Give a verbatim copy of the lines below, minus the pictures.

++++

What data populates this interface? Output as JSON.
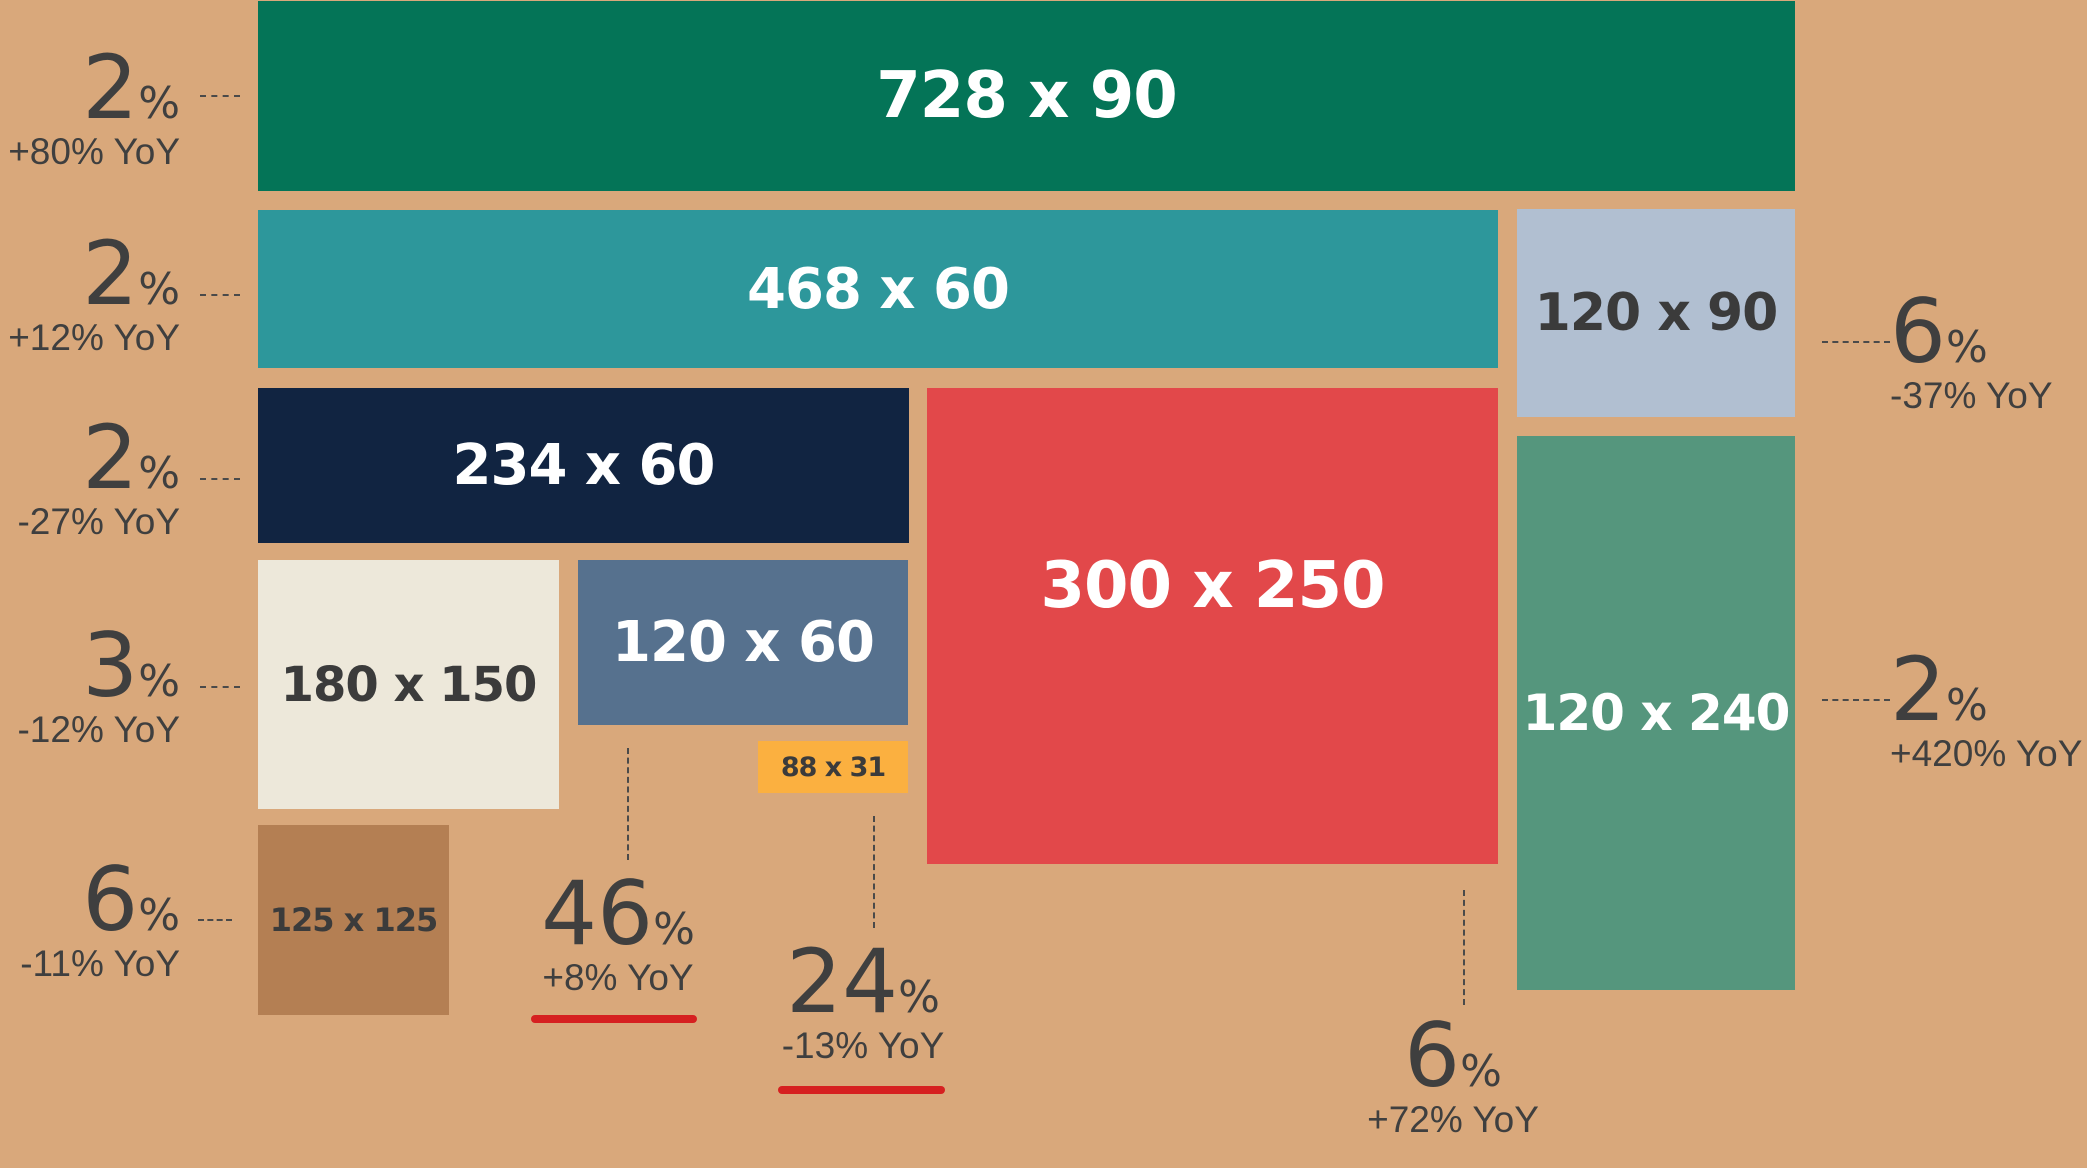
{
  "boxes": [
    {
      "id": "728x90",
      "label": "728 x 90",
      "color": "#047457",
      "text_color": "#FFFFFF"
    },
    {
      "id": "468x60",
      "label": "468 x 60",
      "color": "#2D979B",
      "text_color": "#FFFFFF"
    },
    {
      "id": "120x90",
      "label": "120 x 90",
      "color": "#B1BFD1",
      "text_color": "#3b3b3b"
    },
    {
      "id": "234x60",
      "label": "234 x 60",
      "color": "#112441",
      "text_color": "#FFFFFF"
    },
    {
      "id": "300x250",
      "label": "300 x 250",
      "color": "#E2484A",
      "text_color": "#FFFFFF"
    },
    {
      "id": "180x150",
      "label": "180 x 150",
      "color": "#EDE8DA",
      "text_color": "#3b3b3b"
    },
    {
      "id": "120x60",
      "label": "120 x 60",
      "color": "#56718E",
      "text_color": "#FFFFFF"
    },
    {
      "id": "88x31",
      "label": "88 x 31",
      "color": "#FBB040",
      "text_color": "#3b3b3b"
    },
    {
      "id": "120x240",
      "label": "120 x 240",
      "color": "#55967D",
      "text_color": "#FFFFFF"
    },
    {
      "id": "125x125",
      "label": "125 x 125",
      "color": "#B47F53",
      "text_color": "#3b3b3b"
    }
  ],
  "stats": {
    "s728x90": {
      "value": "2",
      "unit": "%",
      "yoy": "+80% YoY"
    },
    "s468x60": {
      "value": "2",
      "unit": "%",
      "yoy": "+12% YoY"
    },
    "s234x60": {
      "value": "2",
      "unit": "%",
      "yoy": "-27% YoY"
    },
    "s180x150": {
      "value": "3",
      "unit": "%",
      "yoy": "-12% YoY"
    },
    "s125x125": {
      "value": "6",
      "unit": "%",
      "yoy": "-11% YoY"
    },
    "s120x60": {
      "value": "46",
      "unit": "%",
      "yoy": "+8% YoY"
    },
    "s88x31": {
      "value": "24",
      "unit": "%",
      "yoy": "-13% YoY"
    },
    "s300x250": {
      "value": "6",
      "unit": "%",
      "yoy": "+72% YoY"
    },
    "s120x90": {
      "value": "6",
      "unit": "%",
      "yoy": "-37% YoY"
    },
    "s120x240": {
      "value": "2",
      "unit": "%",
      "yoy": "+420% YoY"
    }
  },
  "highlight_color": "#D62020"
}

++++

◆ Result for this task:
What data populates this interface? Output as JSON.
{
  "boxes": [
    {
      "id": "728x90",
      "label": "728 x 90",
      "color": "#047457",
      "text_color": "#FFFFFF"
    },
    {
      "id": "468x60",
      "label": "468 x 60",
      "color": "#2D979B",
      "text_color": "#FFFFFF"
    },
    {
      "id": "120x90",
      "label": "120 x 90",
      "color": "#B1BFD1",
      "text_color": "#3b3b3b"
    },
    {
      "id": "234x60",
      "label": "234 x 60",
      "color": "#112441",
      "text_color": "#FFFFFF"
    },
    {
      "id": "300x250",
      "label": "300 x 250",
      "color": "#E2484A",
      "text_color": "#FFFFFF"
    },
    {
      "id": "180x150",
      "label": "180 x 150",
      "color": "#EDE8DA",
      "text_color": "#3b3b3b"
    },
    {
      "id": "120x60",
      "label": "120 x 60",
      "color": "#56718E",
      "text_color": "#FFFFFF"
    },
    {
      "id": "88x31",
      "label": "88 x 31",
      "color": "#FBB040",
      "text_color": "#3b3b3b"
    },
    {
      "id": "120x240",
      "label": "120 x 240",
      "color": "#55967D",
      "text_color": "#FFFFFF"
    },
    {
      "id": "125x125",
      "label": "125 x 125",
      "color": "#B47F53",
      "text_color": "#3b3b3b"
    }
  ],
  "stats": {
    "s728x90": {
      "value": "2",
      "unit": "%",
      "yoy": "+80% YoY"
    },
    "s468x60": {
      "value": "2",
      "unit": "%",
      "yoy": "+12% YoY"
    },
    "s234x60": {
      "value": "2",
      "unit": "%",
      "yoy": "-27% YoY"
    },
    "s180x150": {
      "value": "3",
      "unit": "%",
      "yoy": "-12% YoY"
    },
    "s125x125": {
      "value": "6",
      "unit": "%",
      "yoy": "-11% YoY"
    },
    "s120x60": {
      "value": "46",
      "unit": "%",
      "yoy": "+8% YoY"
    },
    "s88x31": {
      "value": "24",
      "unit": "%",
      "yoy": "-13% YoY"
    },
    "s300x250": {
      "value": "6",
      "unit": "%",
      "yoy": "+72% YoY"
    },
    "s120x90": {
      "value": "6",
      "unit": "%",
      "yoy": "-37% YoY"
    },
    "s120x240": {
      "value": "2",
      "unit": "%",
      "yoy": "+420% YoY"
    }
  },
  "highlight_color": "#D62020"
}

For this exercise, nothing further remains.